Using the listing below, report all lines holding the word "있습니다".

Dataset:
______

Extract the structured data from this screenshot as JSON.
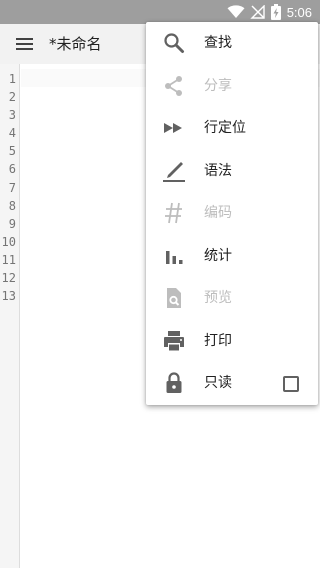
{
  "status_bar": {
    "time": "5:06"
  },
  "toolbar": {
    "title": "*未命名"
  },
  "editor": {
    "line_numbers": [
      "1",
      "2",
      "3",
      "4",
      "5",
      "6",
      "7",
      "8",
      "9",
      "10",
      "11",
      "12",
      "13"
    ]
  },
  "menu": {
    "items": [
      {
        "label": "查找",
        "icon": "search-icon",
        "enabled": true
      },
      {
        "label": "分享",
        "icon": "share-icon",
        "enabled": false
      },
      {
        "label": "行定位",
        "icon": "fast-forward-icon",
        "enabled": true
      },
      {
        "label": "语法",
        "icon": "pen-icon",
        "enabled": true
      },
      {
        "label": "编码",
        "icon": "hash-icon",
        "enabled": false
      },
      {
        "label": "统计",
        "icon": "bar-chart-icon",
        "enabled": true
      },
      {
        "label": "预览",
        "icon": "file-search-icon",
        "enabled": false
      },
      {
        "label": "打印",
        "icon": "printer-icon",
        "enabled": true
      },
      {
        "label": "只读",
        "icon": "lock-icon",
        "enabled": true,
        "checked": false
      }
    ]
  },
  "colors": {
    "icon_enabled": "#616161",
    "icon_disabled": "#bdbdbd",
    "status_bar": "#9e9e9e",
    "toolbar": "#f2f2f2"
  }
}
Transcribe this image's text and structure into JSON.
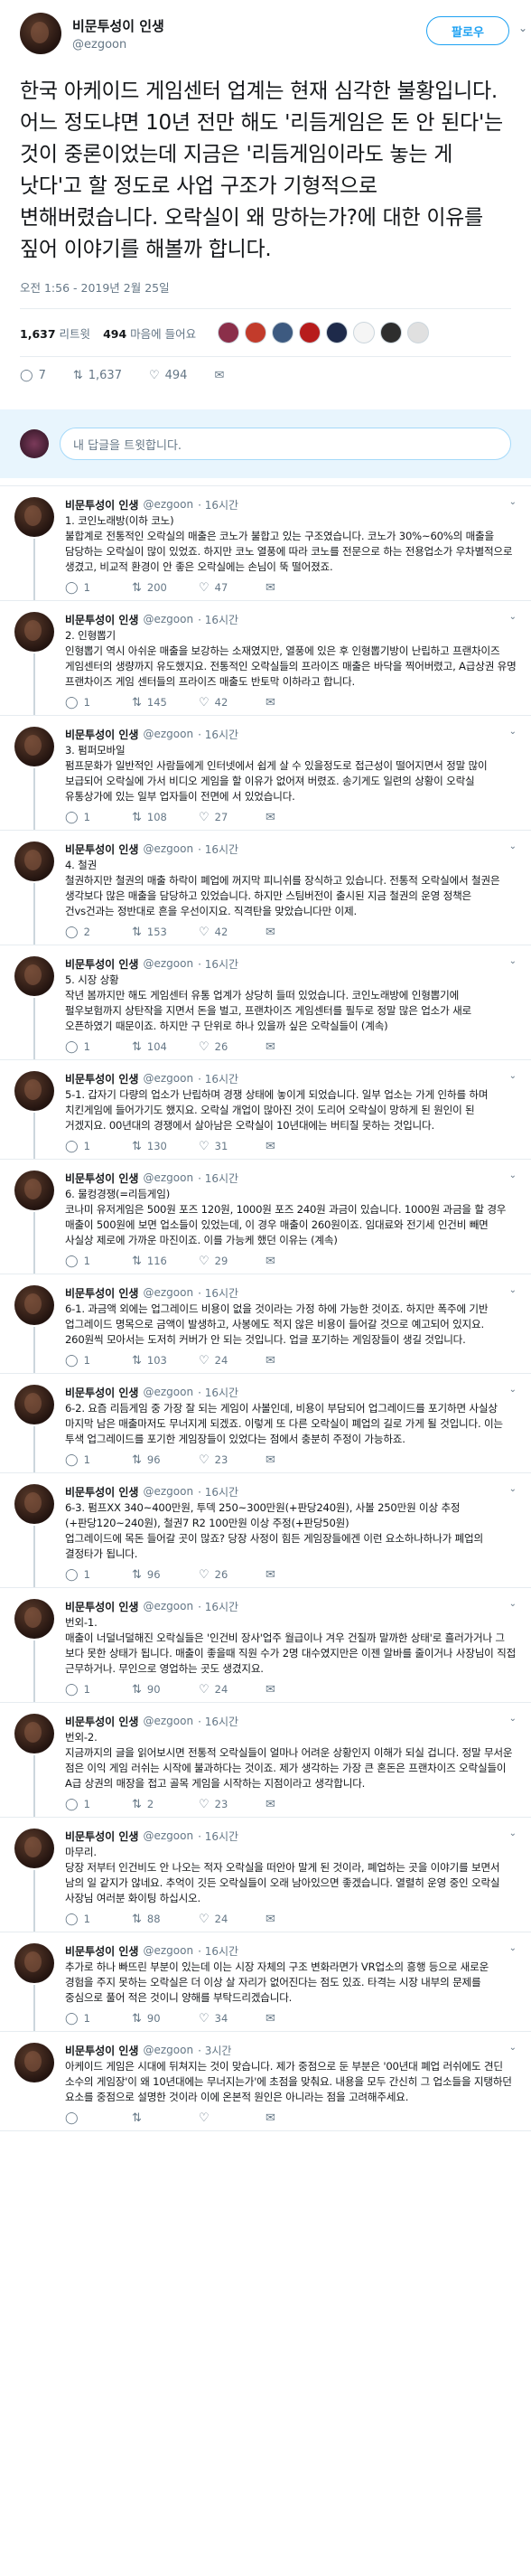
{
  "main_tweet": {
    "author_name": "비문투성이 인생",
    "author_handle": "@ezgoon",
    "follow_label": "팔로우",
    "text": "한국 아케이드 게임센터 업계는 현재 심각한 불황입니다. 어느 정도냐면 10년 전만 해도 '리듬게임은 돈 안 된다'는 것이 중론이었는데 지금은 '리듬게임이라도 놓는 게 낫다'고 할 정도로 사업 구조가 기형적으로 변해버렸습니다. 오락실이 왜 망하는가?에 대한 이유를 짚어 이야기를 해볼까 합니다.",
    "timestamp": "오전 1:56 - 2019년 2월 25일",
    "retweets_count": "1,637",
    "retweets_label": "리트윗",
    "likes_count": "494",
    "likes_label": "마음에 들어요",
    "likers": [
      "#8b2f4a",
      "#c23b2b",
      "#3d5a80",
      "#b71c1c",
      "#1e2a4a",
      "#f5f5f5",
      "#2e2e2e",
      "#e0e0e0"
    ],
    "reply_count": "7",
    "retweet_action_count": "1,637",
    "like_action_count": "494",
    "reply_placeholder": "내 답글을 트윗합니다."
  },
  "icons": {
    "reply": "speech-bubble-icon",
    "retweet": "retweet-arrows-icon",
    "like": "heart-icon",
    "dm": "envelope-icon",
    "more": "chevron-down-icon"
  },
  "thread": [
    {
      "name": "비문투성이 인생",
      "handle": "@ezgoon",
      "time": "· 16시간",
      "text": "1. 코인노래방(이하 코노)\n불합계로 전통적인 오락실의 매출은 코노가 불합고 있는 구조였습니다. 코노가 30%~60%의 매출을 담당하는 오락실이 많이 있었죠. 하지만 코노 열풍에 따라 코노를 전문으로 하는 전용업소가 우차별적으로 생겼고, 비교적 환경이 안 좋은 오락실에는 손님이 뚝 떨어졌죠.",
      "replies": "1",
      "retweets": "200",
      "likes": "47"
    },
    {
      "name": "비문투성이 인생",
      "handle": "@ezgoon",
      "time": "· 16시간",
      "text": "2. 인형뽑기\n인형뽑기 역시 아쉬운 매출을 보강하는 소재였지만, 열풍에 있은 후 인형뽑기방이 난립하고 프랜차이즈 게임센터의 생량까지 유도했지요. 전통적인 오락실들의 프라이즈 매출은 바닥을 찍어버렸고, A급상권 유명 프랜차이즈 게임 센터들의 프라이즈 매출도 반토막 이하라고 합니다.",
      "replies": "1",
      "retweets": "145",
      "likes": "42"
    },
    {
      "name": "비문투성이 인생",
      "handle": "@ezgoon",
      "time": "· 16시간",
      "text": "3. 펌퍼모바일\n펌프문화가 일반적인 사람들에게 인터넷에서 쉽게 살 수 있을정도로 접근성이 떨어지면서 정말 많이 보급되어 오락실에 가서 비디오 게임을 할 이유가 없어져 버렸죠. 송기게도 일련의 상황이 오락실 유통상가에 있는 일부 업자들이 전면에 서 있었습니다.",
      "replies": "1",
      "retweets": "108",
      "likes": "27"
    },
    {
      "name": "비문투성이 인생",
      "handle": "@ezgoon",
      "time": "· 16시간",
      "text": "4. 철권\n철권하지만 철권의 매출 하락이 폐업에 꺼지막 피니쉬를 장식하고 있습니다. 전통적 오락실에서 철권은 생각보다 많은 매출을 담당하고 있었습니다. 하지만 스팀버전이 출시된 지금 철권의 운영 정책은 건vs건과는 정반대로 흔을 우선이지요. 직격탄을 맞았습니다만 이제.",
      "replies": "2",
      "retweets": "153",
      "likes": "42"
    },
    {
      "name": "비문투성이 인생",
      "handle": "@ezgoon",
      "time": "· 16시간",
      "text": "5. 시장 상황\n작년 봄까지만 해도 게임센터 유통 업계가 상당히 들떠 있었습니다. 코인노래방에 인형뽑기에 펄우보험까지 상탄작을 지면서 돈을 벌고, 프랜차이즈 게임센터를 필두로 정말 많은 업소가 새로 오픈하였기 때문이죠. 하지만 구 단위로 하나 있을까 싶은 오락실들이 (계속)",
      "replies": "1",
      "retweets": "104",
      "likes": "26"
    },
    {
      "name": "비문투성이 인생",
      "handle": "@ezgoon",
      "time": "· 16시간",
      "text": "5-1. 갑자기 다량의 업소가 난립하며 경쟁 상태에 놓이게 되었습니다. 일부 업소는 가게 인하를 하며 치킨게임에 들어가기도 했지요. 오락실 개업이 많아진 것이 도리어 오락실이 망하게 된 원인이 된 거겠지요. 00년대의 경쟁에서 살아남은 오락실이 10년대에는 버티질 못하는 것입니다.",
      "replies": "1",
      "retweets": "130",
      "likes": "31"
    },
    {
      "name": "비문투성이 인생",
      "handle": "@ezgoon",
      "time": "· 16시간",
      "text": "6. 물컹경쟁(=리듬게임)\n코나미 유저게임은 500원 포즈 120원, 1000원 포즈 240원 과금이 있습니다. 1000원 과금을 할 경우 매출이 500원에 보면 업소들이 있었는데, 이 경우 매출이 260원이죠. 임대료와 전기세 인건비 빼면 사실상 제로에 가까운 마진이죠. 이를 가능케 했던 이유는 (계속)",
      "replies": "1",
      "retweets": "116",
      "likes": "29"
    },
    {
      "name": "비문투성이 인생",
      "handle": "@ezgoon",
      "time": "· 16시간",
      "text": "6-1. 과금액 외에는 업그레이드 비용이 없을 것이라는 가정 하에 가능한 것이죠. 하지만 폭주에 기반 업그레이드 명목으로 금액이 발생하고, 사봉에도 적지 않은 비용이 들어갈 것으로 예고되어 있지요. 260원씩 모아서는 도저히 커버가 안 되는 것입니다. 업글 포기하는 게임장들이 생길 것입니다.",
      "replies": "1",
      "retweets": "103",
      "likes": "24"
    },
    {
      "name": "비문투성이 인생",
      "handle": "@ezgoon",
      "time": "· 16시간",
      "text": "6-2. 요즘 리듬게임 중 가장 잘 되는 게임이 사볼인데, 비용이 부담되어 업그레이드를 포기하면 사실상 마지막 남은 매출마저도 무너지게 되겠죠. 이렇게 또 다른 오락실이 폐업의 길로 가게 될 것입니다. 이는 투색 업그레이드를 포기한 게임장들이 있었다는 점에서 충분히 주정이 가능하죠.",
      "replies": "1",
      "retweets": "96",
      "likes": "23"
    },
    {
      "name": "비문투성이 인생",
      "handle": "@ezgoon",
      "time": "· 16시간",
      "text": "6-3. 펌프XX 340~400만원, 투덱 250~300만원(+판당240원), 사볼 250만원 이상 추정(+판당120~240원), 철권7 R2 100만원 이상 주정(+판당50원)\n업그레이드에 목돈 들어갈 곳이 많죠? 당장 사정이 힘든 게임장들에겐 이런 요소하나하나가 폐업의 결정타가 됩니다.",
      "replies": "1",
      "retweets": "96",
      "likes": "26"
    },
    {
      "name": "비문투성이 인생",
      "handle": "@ezgoon",
      "time": "· 16시간",
      "text": "번외-1.\n매출이 너덜너덜해진 오락실들은 '인건비 장사'업주 월급이나 겨우 건질까 말까한 상태'로 흘러가거나 그 보다 못한 상태가 됩니다. 매출이 좋을때 직원 수가 2명 대수였지만은 이젠 알바를 줄이거나 사장님이 직접 근무하거나. 무인으로 영업하는 곳도 생겼지요.",
      "replies": "1",
      "retweets": "90",
      "likes": "24"
    },
    {
      "name": "비문투성이 인생",
      "handle": "@ezgoon",
      "time": "· 16시간",
      "text": "번외-2.\n지금까지의 글을 읽어보시면 전통적 오락실들이 얼마나 어려운 상황인지 이해가 되실 겁니다. 정말 무서운 점은 이익 게임 러쉬는 시작에 불과하다는 것이죠. 제가 생각하는 가장 큰 혼돈은 프랜차이즈 오락실들이 A급 상권의 매장을 접고 골목 게임을 시작하는 지점이라고 생각합니다.",
      "replies": "1",
      "retweets": "2",
      "likes": "23"
    },
    {
      "name": "비문투성이 인생",
      "handle": "@ezgoon",
      "time": "· 16시간",
      "text": "마무리.\n당장 저부터 인건비도 안 나오는 적자 오락실을 떠안아 말게 된 것이라, 폐업하는 곳을 이야기를 보면서 남의 일 같지가 않네요. 추억이 깃든 오락실들이 오래 남아있으면 좋겠습니다. 열렬히 운영 중인 오락실 사장님 여러분 화이팅 하십시오.",
      "replies": "1",
      "retweets": "88",
      "likes": "24"
    },
    {
      "name": "비문투성이 인생",
      "handle": "@ezgoon",
      "time": "· 16시간",
      "text": "추가로 하나 빠뜨린 부분이 있는데 이는 시장 자체의 구조 변화라면가 VR업소의 흥행 등으로 새로운 경험을 주지 못하는 오락실은 더 이상 살 자리가 없어진다는 점도 있죠. 타격는 시장 내부의 문제를 중심으로 풀어 적은 것이니 양해를 부탁드리겠습니다.",
      "replies": "1",
      "retweets": "90",
      "likes": "34"
    },
    {
      "name": "비문투성이 인생",
      "handle": "@ezgoon",
      "time": "· 3시간",
      "text": "아케이드 게임은 시대에 뒤쳐지는 것이 맞습니다. 제가 중점으로 둔 부분은 '00년대 폐업 러쉬에도 견딘 소수의 게임장'이 왜 10년대에는 무너지는가'에 초점을 맞춰요. 내용을 모두 간신히 그 업소들을 지탱하던 요소를 중점으로 설명한 것이라 이에 온본적 원인은 아니라는 점을 고려해주세요.",
      "replies": "",
      "retweets": "",
      "likes": ""
    }
  ]
}
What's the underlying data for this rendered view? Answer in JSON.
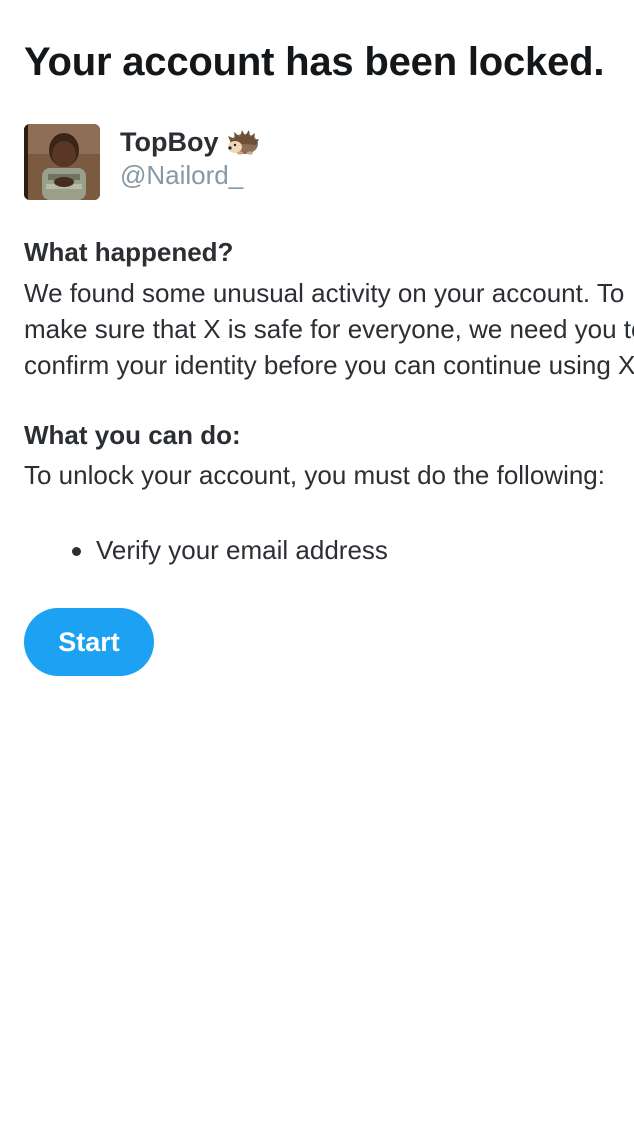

______

Correct result:
      "text": "4. 철권\n철권하지만 철권의 매출 하락이 폐업에 꺼지막 피니쉬를 장식하고 있습니다. 전통적 오락실에서 철권은 생각보다 많은 매출을 담당하고 있었습니다. 하지만 스팀버전이 출시된 지금 철권의 운영 정책은 건vs건과는 정반대로 흔을 우선이지요. 직격탄을 맞았습니다만 이제.",
      "text": "6. 물컹경쟁(=리듬게임)\n코나미 유저게임은 500원 포즈 120원, 1000원 포즈 240원 과금이 있습니다. 1000원 과금을 할 경우 매출이 500원에 보면 업소들이 있었는데, 이 경우 매출이 260원이죠. 임대료와 전기세 인건비 빼면 사실상 제로에 가까운 마진이죠. 이를 가능케 했던 이유는 (계속)",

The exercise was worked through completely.